Copy everything from the line containing "207, 785, 214]" down to the line containing "180, 938, 186]", substituting "defect-point" for "defect-marker" and changing nothing else.
○ ○ ○ ○ ○ ○ ○
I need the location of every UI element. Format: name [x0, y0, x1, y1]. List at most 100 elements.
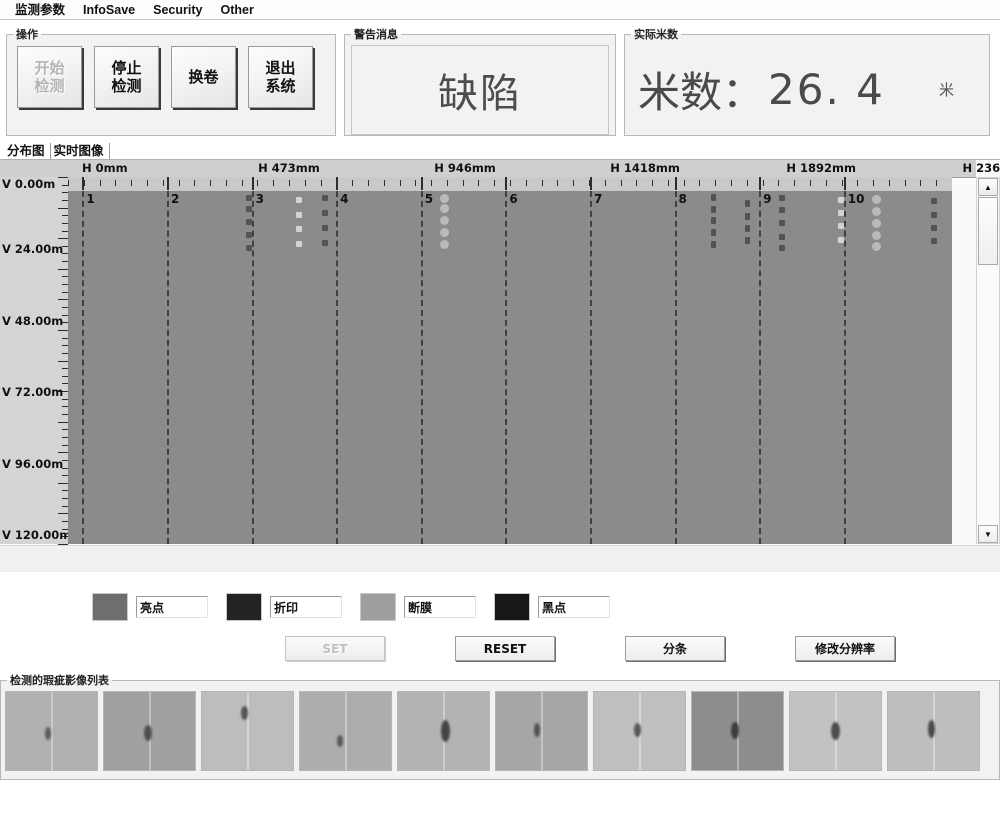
defect-marker	[778, 207, 785, 214]
thumbnail-defect-spot	[928, 720, 936, 739]
plot-gridline	[251, 191, 254, 544]
defect-thumbnail[interactable]	[103, 691, 196, 771]
tab-distribution-chart[interactable]: 分布图	[4, 143, 51, 159]
v-tick	[58, 207, 68, 209]
defect-marker	[321, 224, 328, 231]
legend-name-input[interactable]	[404, 596, 476, 618]
defect-thumbnail[interactable]	[789, 691, 882, 771]
legend-item	[360, 593, 476, 621]
defect-marker	[440, 216, 450, 225]
slitting-button[interactable]: 分条	[625, 636, 725, 661]
h-tick	[888, 180, 890, 186]
h-tick	[936, 180, 938, 186]
operation-group: 操作 开始 检测 停止 检测 换卷 退出 系统	[6, 26, 336, 136]
tab-strip: 分布图 实时图像	[0, 142, 1000, 160]
defect-thumbnail[interactable]	[299, 691, 392, 771]
menu-item-monitor-params[interactable]: 监测参数	[6, 1, 74, 19]
plot-column-number: 4	[340, 192, 349, 206]
h-tick	[604, 180, 606, 186]
change-roll-button[interactable]: 换卷	[171, 46, 236, 108]
reset-button[interactable]: RESET	[455, 636, 555, 661]
h-tick	[367, 180, 369, 186]
defect-marker	[930, 238, 937, 245]
scrollbar-thumb[interactable]	[978, 197, 998, 265]
defect-thumbnail[interactable]	[691, 691, 784, 771]
defect-thumbnail[interactable]	[495, 691, 588, 771]
plot-column-number: 5	[424, 192, 434, 206]
start-detect-button[interactable]: 开始 检测	[17, 46, 82, 108]
defect-marker	[296, 226, 303, 233]
defect-marker	[871, 242, 881, 252]
v-tick	[58, 268, 68, 270]
h-tick	[731, 180, 732, 186]
defect-marker	[778, 220, 785, 227]
defect-marker	[296, 196, 303, 203]
vertical-ruler: V 0.00m V 24.00m V 48.00m V 72.00m V 96.00m V…	[0, 177, 71, 545]
plot-gridline	[82, 191, 85, 544]
defect-thumbnail[interactable]	[593, 691, 686, 771]
legend-name-input[interactable]	[136, 596, 208, 618]
h-tick	[825, 180, 827, 186]
v-ruler-label: V 72.00m	[2, 385, 64, 400]
defect-marker	[245, 218, 252, 225]
defect-marker	[245, 245, 252, 252]
h-tick	[289, 180, 290, 186]
h-tick-major	[759, 177, 762, 190]
defect-thumbnail[interactable]	[5, 691, 98, 771]
legend-color-swatch[interactable]	[92, 593, 128, 621]
v-ruler-label: V 48.00m	[2, 313, 64, 328]
v-tick	[58, 238, 68, 240]
menu-item-other[interactable]: Other	[211, 1, 262, 19]
menu-item-infosave[interactable]: InfoSave	[74, 1, 144, 19]
defect-marker	[778, 194, 785, 201]
defect-marker	[296, 211, 303, 218]
plot-column-number: 7	[593, 192, 603, 206]
h-tick	[541, 180, 543, 186]
h-tick	[162, 180, 164, 186]
defect-image-list-group: 检测的瑕疵影像列表	[0, 672, 1000, 780]
defect-thumbnail[interactable]	[397, 691, 490, 771]
v-tick	[58, 482, 68, 484]
stop-detect-button[interactable]: 停止 检测	[94, 46, 159, 108]
h-ruler-label: H 946mm	[434, 161, 496, 175]
legend-color-swatch[interactable]	[226, 593, 262, 621]
defect-thumbnail[interactable]	[201, 691, 294, 771]
scroll-up-icon[interactable]: ▲	[978, 178, 998, 196]
tab-realtime-image[interactable]: 实时图像	[51, 143, 110, 159]
stop-detect-label-line2: 检测	[111, 77, 142, 95]
defect-marker	[321, 239, 328, 246]
plot-gridline	[843, 191, 846, 544]
h-tick-major	[420, 177, 423, 190]
warning-message-group: 警告消息 缺陷	[344, 26, 616, 136]
v-tick	[58, 513, 68, 515]
defect-plot[interactable]: 1 2 3 4 5 6 7 8 9 10	[68, 177, 952, 544]
defect-marker	[930, 198, 937, 205]
menu-item-security[interactable]: Security	[144, 1, 211, 19]
vertical-tick-marks	[58, 177, 68, 545]
legend-name-input[interactable]	[538, 596, 610, 618]
legend-item	[226, 593, 342, 621]
legend-item	[92, 593, 208, 621]
h-tick-major	[843, 177, 846, 190]
chart-vertical-scrollbar[interactable]: ▲ ▼	[976, 177, 1000, 544]
h-tick	[778, 180, 780, 186]
h-tick	[620, 180, 622, 186]
meter-label: 米数：	[638, 67, 765, 117]
h-tick	[809, 180, 811, 186]
defect-thumbnail[interactable]	[887, 691, 980, 771]
h-tick	[273, 180, 275, 186]
defect-marker	[440, 239, 450, 249]
h-tick	[225, 180, 227, 186]
exit-system-button[interactable]: 退出 系统	[248, 46, 313, 108]
set-button[interactable]: SET	[285, 636, 385, 661]
defect-marker	[837, 210, 844, 217]
legend-color-swatch[interactable]	[494, 593, 530, 621]
h-tick	[841, 180, 843, 186]
h-tick	[715, 180, 717, 186]
scroll-down-icon[interactable]: ▼	[978, 525, 998, 543]
thumbnail-defect-spot	[731, 721, 740, 739]
legend-color-swatch[interactable]	[360, 593, 396, 621]
defect-marker	[930, 211, 937, 218]
modify-resolution-button[interactable]: 修改分辨率	[795, 636, 895, 661]
legend-name-input[interactable]	[270, 596, 342, 618]
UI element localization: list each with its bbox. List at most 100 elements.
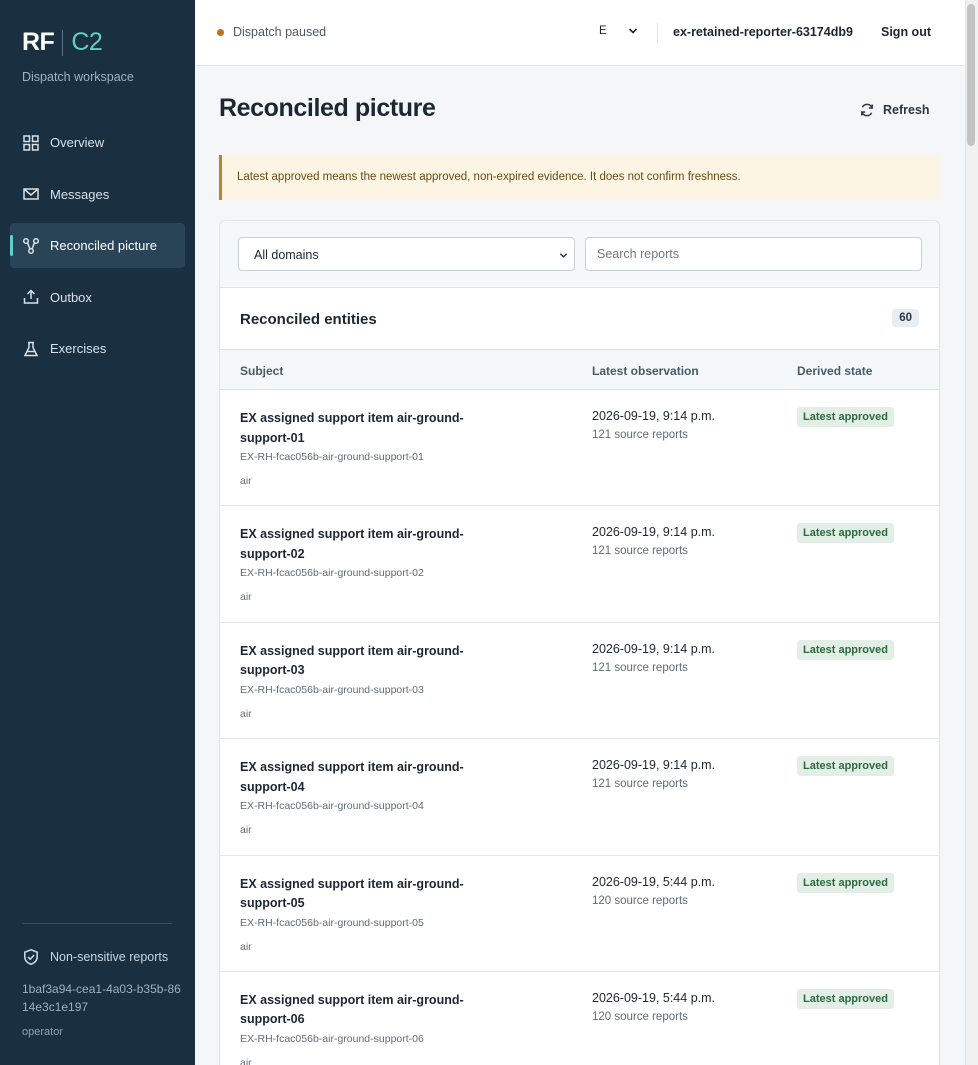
entities-header: Reconciled entities 60 <box>220 288 939 350</box>
page-title: Reconciled picture <box>219 94 436 122</box>
status-badge: Latest approved <box>797 639 894 660</box>
nav-label: Messages <box>50 186 110 202</box>
table-row[interactable]: EX assigned support item air-ground-supp… <box>220 856 939 972</box>
nav-item-outbox[interactable]: Outbox <box>10 275 185 320</box>
row-id: EX-RH-fcac056b-air-ground-support-06 <box>240 1032 424 1045</box>
brand-logo[interactable]: RF C2 <box>22 28 103 57</box>
row-id: EX-RH-fcac056b-air-ground-support-04 <box>240 800 424 813</box>
row-observed: 2026-09-19, 9:14 p.m. <box>592 409 715 423</box>
nav-label: Exercises <box>50 341 107 356</box>
column-derived-state: Derived state <box>797 364 873 378</box>
column-latest-observation: Latest observation <box>592 364 699 378</box>
row-subject: EX assigned support item air-ground-supp… <box>240 527 464 561</box>
row-domain: air <box>240 1056 252 1065</box>
domain-select-value: All domains <box>254 248 319 262</box>
non-sensitive-label: Non-sensitive reports <box>50 950 169 964</box>
row-sources: 121 source reports <box>592 661 688 674</box>
shield-check-icon <box>24 948 38 966</box>
chevron-down-icon <box>628 28 637 34</box>
row-subject: EX assigned support item air-ground-supp… <box>240 992 464 1027</box>
table-row[interactable]: EX assigned support item air-ground-supp… <box>220 390 939 507</box>
row-id: EX-RH-fcac056b-air-ground-support-03 <box>240 683 424 696</box>
table-row[interactable]: EX assigned support item air-ground-supp… <box>220 623 939 740</box>
nav-label: Outbox <box>50 289 92 305</box>
column-subject: Subject <box>240 364 284 378</box>
chevron-down-icon <box>559 253 568 258</box>
entities-panel: All domains Reconciled entities 60 Subje… <box>219 220 940 1065</box>
row-sources: 121 source reports <box>592 778 688 791</box>
info-notice: Latest approved means the newest approve… <box>219 155 940 200</box>
upload-icon <box>23 289 39 304</box>
status-dot-icon <box>217 28 224 36</box>
row-subject: EX assigned support item air-ground-supp… <box>240 643 464 678</box>
status-badge: Latest approved <box>797 523 894 544</box>
brand-divider <box>62 29 64 56</box>
status-badge: Latest approved <box>797 988 894 1009</box>
workspace-subtitle: Dispatch workspace <box>22 70 134 84</box>
grid-icon <box>23 134 39 151</box>
refresh-button[interactable]: Refresh <box>859 102 930 118</box>
nav-item-overview[interactable]: Overview <box>10 120 185 165</box>
topbar: Dispatch paused E ex-retained-reporter-6… <box>195 0 965 66</box>
status-text: Dispatch paused <box>233 25 327 39</box>
status-badge: Latest approved <box>797 872 894 893</box>
row-sources: 120 source reports <box>592 894 688 907</box>
current-user: ex-retained-reporter-63174db9 <box>673 25 853 39</box>
row-id: EX-RH-fcac056b-air-ground-support-02 <box>240 567 424 580</box>
scrollbar-thumb[interactable] <box>967 4 975 146</box>
entities-title: Reconciled entities <box>240 311 377 328</box>
topbar-divider <box>657 23 658 43</box>
row-subject: EX assigned support item air-ground-supp… <box>240 760 464 794</box>
non-sensitive-indicator: Non-sensitive reports <box>22 948 182 966</box>
row-id: EX-RH-fcac056b-air-ground-support-05 <box>240 916 424 929</box>
scrollbar-track[interactable] <box>965 0 978 1065</box>
row-domain: air <box>240 824 252 837</box>
sidebar: RF C2 Dispatch workspace Overview Messag… <box>0 0 195 1065</box>
sidebar-divider <box>22 923 172 924</box>
sidebar-footer: Non-sensitive reports 1baf3a94-cea1-4a03… <box>22 948 182 1038</box>
row-subject: EX assigned support item air-ground-supp… <box>240 876 464 911</box>
status-badge: Latest approved <box>797 407 894 427</box>
envelope-icon <box>23 188 39 200</box>
search-input[interactable] <box>585 237 922 271</box>
refresh-icon <box>861 103 873 117</box>
row-sources: 121 source reports <box>592 429 688 441</box>
table-row[interactable]: EX assigned support item air-ground-supp… <box>220 972 939 1065</box>
user-id: 1baf3a94-cea1-4a03-b35b-8614e3c1e197 <box>22 982 181 1014</box>
row-subject: EX assigned support item air-ground-supp… <box>240 411 464 445</box>
nav-label: Reconciled picture <box>50 238 157 253</box>
status-badge: Latest approved <box>797 756 894 777</box>
row-observed: 2026-09-19, 9:14 p.m. <box>592 758 715 773</box>
table-header: Subject Latest observation Derived state <box>220 350 939 390</box>
user-role: operator <box>22 1026 63 1038</box>
brand-c2: C2 <box>71 28 103 56</box>
entities-count-badge: 60 <box>892 309 919 327</box>
row-observed: 2026-09-19, 9:14 p.m. <box>592 641 715 656</box>
nav-item-exercises[interactable]: Exercises <box>10 326 185 371</box>
row-domain: air <box>240 591 252 604</box>
row-domain: air <box>240 707 252 720</box>
row-sources: 121 source reports <box>592 545 688 558</box>
language-select[interactable]: E <box>599 25 638 37</box>
row-observed: 2026-09-19, 5:44 p.m. <box>592 990 715 1005</box>
row-domain: air <box>240 940 252 953</box>
main-nav: Overview Messages Reconciled picture Out… <box>10 120 185 378</box>
brand-rf: RF <box>22 28 55 56</box>
dispatch-status: Dispatch paused <box>217 25 326 39</box>
table-row[interactable]: EX assigned support item air-ground-supp… <box>220 506 939 623</box>
sign-out-button[interactable]: Sign out <box>881 25 931 39</box>
row-id: EX-RH-fcac056b-air-ground-support-01 <box>240 451 424 463</box>
row-domain: air <box>240 475 252 487</box>
network-icon <box>22 237 40 254</box>
row-sources: 120 source reports <box>592 1010 688 1023</box>
language-value: E <box>599 25 610 37</box>
refresh-label: Refresh <box>883 103 930 117</box>
row-observed: 2026-09-19, 5:44 p.m. <box>592 874 715 889</box>
table-row[interactable]: EX assigned support item air-ground-supp… <box>220 739 939 856</box>
domain-select[interactable]: All domains <box>238 237 575 271</box>
nav-item-messages[interactable]: Messages <box>10 172 185 217</box>
nav-label: Overview <box>50 135 105 150</box>
nav-item-reconciled-picture[interactable]: Reconciled picture <box>10 223 185 268</box>
row-observed: 2026-09-19, 9:14 p.m. <box>592 525 715 540</box>
filter-bar: All domains <box>220 221 939 288</box>
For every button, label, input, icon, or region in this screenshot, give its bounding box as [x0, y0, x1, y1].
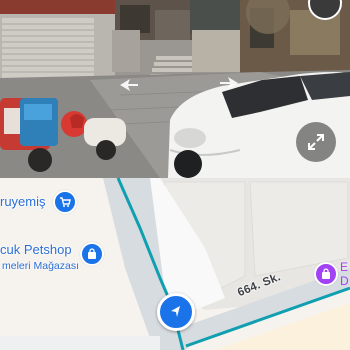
poi-label-right[interactable]: E [340, 260, 348, 274]
poi-label-petshop[interactable]: cuk Petshop [0, 242, 72, 257]
app-root: ruyemiş cuk Petshop meleri Mağazası E D [0, 0, 350, 350]
expand-arrows-icon [308, 134, 324, 150]
shopping-bag-icon [322, 268, 330, 279]
street-view-nav-arrow-left-icon[interactable] [118, 78, 140, 92]
street-view-panel[interactable] [0, 0, 350, 178]
street-view-nav-arrow-right-icon[interactable] [218, 76, 240, 90]
poi-sublabel-petshop: meleri Mağazası [2, 260, 80, 272]
navigation-arrow-icon [171, 306, 180, 317]
poi-pin-petshop[interactable] [80, 242, 104, 266]
shopping-cart-icon [60, 197, 71, 207]
poi-sublabel-right: D [340, 274, 349, 288]
shopping-bag-icon [88, 248, 96, 259]
map-view[interactable]: ruyemiş cuk Petshop meleri Mağazası E D [0, 178, 350, 350]
expand-street-view-button[interactable] [296, 122, 336, 162]
poi-pin-right[interactable] [314, 262, 338, 286]
poi-label-kuruyemis[interactable]: ruyemiş [0, 194, 46, 209]
current-location-marker[interactable] [157, 293, 195, 331]
poi-pin-kuruyemis[interactable] [53, 190, 77, 214]
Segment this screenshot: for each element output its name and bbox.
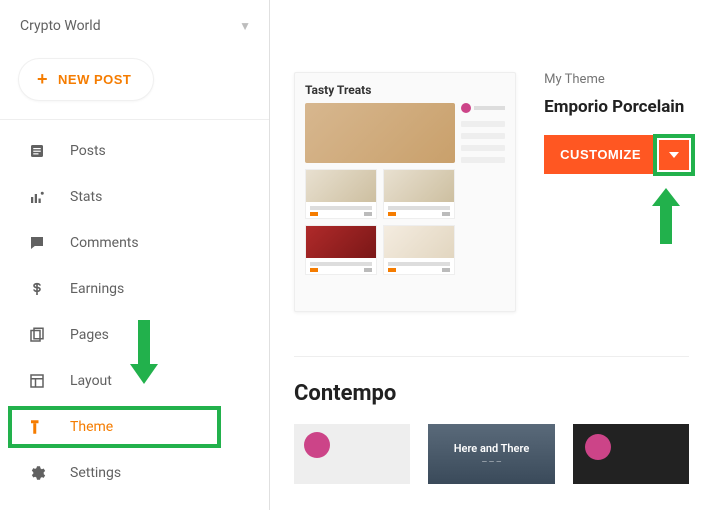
gallery-card-subtitle: — — — [482,458,502,466]
preview-tile [383,225,455,275]
earnings-icon [26,280,48,298]
sidebar-item-label: Stats [70,189,102,205]
pages-icon [26,326,48,344]
sidebar-item-settings[interactable]: Settings [0,450,269,496]
new-post-button[interactable]: + NEW POST [18,58,154,101]
avatar [585,434,611,460]
stats-icon [26,188,48,206]
preview-tile [383,169,455,219]
blog-name: Crypto World [20,18,101,34]
sidebar-item-label: Settings [70,465,121,481]
theme-icon [26,418,48,436]
theme-gallery-row: Here and There — — — [294,424,689,484]
chevron-down-icon: ▼ [239,19,251,33]
preview-tile [305,225,377,275]
customize-dropdown-button[interactable] [659,140,689,170]
theme-name: Emporio Porcelain [544,97,689,117]
theme-info: My Theme Emporio Porcelain CUSTOMIZE [544,72,689,174]
sidebar-item-label: Layout [70,373,112,389]
sidebar-item-earnings[interactable]: Earnings [0,266,269,312]
sidebar-item-pages[interactable]: Pages [0,312,269,358]
sidebar-item-layout[interactable]: Layout [0,358,269,404]
theme-gallery-card[interactable]: Here and There — — — [428,424,555,484]
sidebar-item-label: Earnings [70,281,124,297]
preview-title: Tasty Treats [305,83,505,97]
theme-gallery-card[interactable] [573,424,689,484]
sidebar: Crypto World ▼ + NEW POST Posts Stats Co… [0,0,270,510]
sidebar-item-label: Pages [70,327,109,343]
blog-selector[interactable]: Crypto World ▼ [0,12,269,48]
theme-preview-card[interactable]: Tasty Treats [294,72,516,312]
sidebar-item-label: Theme [70,419,113,435]
plus-icon: + [37,69,48,90]
divider [0,119,269,120]
gallery-section-title: Contempo [294,381,689,406]
layout-icon [26,372,48,390]
gallery-card-title: Here and There [454,442,530,455]
preview-tile [305,169,377,219]
my-theme-label: My Theme [544,72,689,87]
preview-sidebar [461,103,505,275]
theme-gallery-card[interactable] [294,424,410,484]
sidebar-item-label: Comments [70,235,139,251]
sidebar-item-label: Posts [70,143,106,159]
avatar [304,432,330,458]
comments-icon [26,234,48,252]
sidebar-item-stats[interactable]: Stats [0,174,269,220]
posts-icon [26,142,48,160]
new-post-label: NEW POST [58,72,131,87]
sidebar-item-theme[interactable]: Theme [0,404,269,450]
caret-down-icon [669,152,679,158]
sidebar-item-comments[interactable]: Comments [0,220,269,266]
main-content: Tasty Treats [270,0,713,510]
sidebar-item-posts[interactable]: Posts [0,128,269,174]
customize-button[interactable]: CUSTOMIZE [544,135,657,174]
settings-icon [26,464,48,482]
divider [294,356,689,357]
preview-hero [305,103,455,163]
○ ○ ○ ○ ○ ○ ○
### WRITTEN RESPONSE
defect-point	[778, 207, 785, 214]
thumbnail-defect-spot	[928, 720, 936, 739]
plot-gridline	[251, 191, 254, 544]
defect-thumbnail[interactable]	[103, 691, 196, 771]
tab-distribution-chart[interactable]: 分布图	[4, 143, 51, 159]
v-tick	[58, 207, 68, 209]
defect-point	[321, 224, 328, 231]
legend-name-input[interactable]	[404, 596, 476, 618]
defect-thumbnail[interactable]	[789, 691, 882, 771]
legend-item	[360, 593, 476, 621]
defect-point	[440, 216, 450, 225]
slitting-button[interactable]: 分条	[625, 636, 725, 661]
h-tick	[888, 180, 890, 186]
h-tick	[936, 180, 938, 186]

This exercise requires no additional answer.